Written instruction: Your task is to give the data again, exactly, with every line intact.

Data records:
%%

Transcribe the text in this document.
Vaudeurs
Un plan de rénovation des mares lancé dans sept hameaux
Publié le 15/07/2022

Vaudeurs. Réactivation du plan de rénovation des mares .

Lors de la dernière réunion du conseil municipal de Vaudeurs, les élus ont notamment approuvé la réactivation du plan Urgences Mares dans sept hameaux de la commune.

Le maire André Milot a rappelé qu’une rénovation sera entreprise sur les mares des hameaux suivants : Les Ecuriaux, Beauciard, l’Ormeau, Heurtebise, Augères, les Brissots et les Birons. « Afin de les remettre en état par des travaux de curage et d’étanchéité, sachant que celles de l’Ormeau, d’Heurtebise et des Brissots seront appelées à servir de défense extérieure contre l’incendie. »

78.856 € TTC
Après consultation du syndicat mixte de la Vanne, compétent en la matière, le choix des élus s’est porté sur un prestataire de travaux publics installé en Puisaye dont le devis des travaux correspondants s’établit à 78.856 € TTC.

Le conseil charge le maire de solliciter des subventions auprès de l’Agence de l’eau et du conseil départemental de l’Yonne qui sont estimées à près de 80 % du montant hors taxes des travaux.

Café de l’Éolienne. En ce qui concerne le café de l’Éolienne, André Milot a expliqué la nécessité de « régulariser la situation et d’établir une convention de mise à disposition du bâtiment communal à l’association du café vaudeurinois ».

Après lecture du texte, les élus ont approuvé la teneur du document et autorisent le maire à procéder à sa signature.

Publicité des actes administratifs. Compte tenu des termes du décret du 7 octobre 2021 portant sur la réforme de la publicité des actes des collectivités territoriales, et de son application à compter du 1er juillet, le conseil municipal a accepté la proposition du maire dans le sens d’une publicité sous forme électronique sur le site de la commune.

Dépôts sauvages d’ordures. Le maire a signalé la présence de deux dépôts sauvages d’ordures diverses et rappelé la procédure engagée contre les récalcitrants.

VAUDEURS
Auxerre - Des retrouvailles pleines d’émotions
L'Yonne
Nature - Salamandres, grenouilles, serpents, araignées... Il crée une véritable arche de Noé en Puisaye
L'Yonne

%%

Result below:
Transcribe the text in this document.
Vaudeurs
Un plan de rénovation des mares lancé dans sept hameaux
Publié le 15/07/2022

Vaudeurs. Réactivation du plan de rénovation des mares .

Lors de la dernière réunion du conseil municipal de Vaudeurs, les élus ont notamment approuvé la réactivation du plan Urgences Mares dans sept hameaux de la commune.

Le maire André Milot a rappelé qu’une rénovation sera entreprise sur les mares des hameaux suivants : Les Ecuriaux, Beauciard, l’Ormeau, Heurtebise, Augères, les Brissots et les Birons. « Afin de les remettre en état par des travaux de curage et d’étanchéité, sachant que celles de l’Ormeau, d’Heurtebise et des Brissots seront appelées à servir de défense extérieure contre l’incendie. »

78.856 € TTC
Après consultation du syndicat mixte de la Vanne, compétent en la matière, le choix des élus s’est porté sur un prestataire de travaux publics installé en Puisaye dont le devis des travaux correspondants s’établit à 78.856 € TTC.

Le conseil charge le maire de solliciter des subventions auprès de l’Agence de l’eau et du conseil départemental de l’Yonne qui sont estimées à près de 80 % du montant hors taxes des travaux.

Café de l’Éolienne. En ce qui concerne le café de l’Éolienne, André Milot a expliqué la nécessité de « régulariser la situation et d’établir une convention de mise à disposition du bâtiment communal à l’association du café vaudeurinois ».

Après lecture du texte, les élus ont approuvé la teneur du document et autorisent le maire à procéder à sa signature.

Publicité des actes administratifs. Compte tenu des termes du décret du 7 octobre 2021 portant sur la réforme de la publicité des actes des collectivités territoriales, et de son application à compter du 1er juillet, le conseil municipal a accepté la proposition du maire dans le sens d’une publicité sous forme électronique sur le site de la commune.

Dépôts sauvages d’ordures. Le maire a signalé la présence de deux dépôts sauvages d’ordures diverses et rappelé la procédure engagée contre les récalcitrants.

VAUDEURS
Auxerre - Des retrouvailles pleines d’émotions
L'Yonne
Nature - Salamandres, grenouilles, serpents, araignées... Il crée une véritable arche de Noé en Puisaye
L'Yonne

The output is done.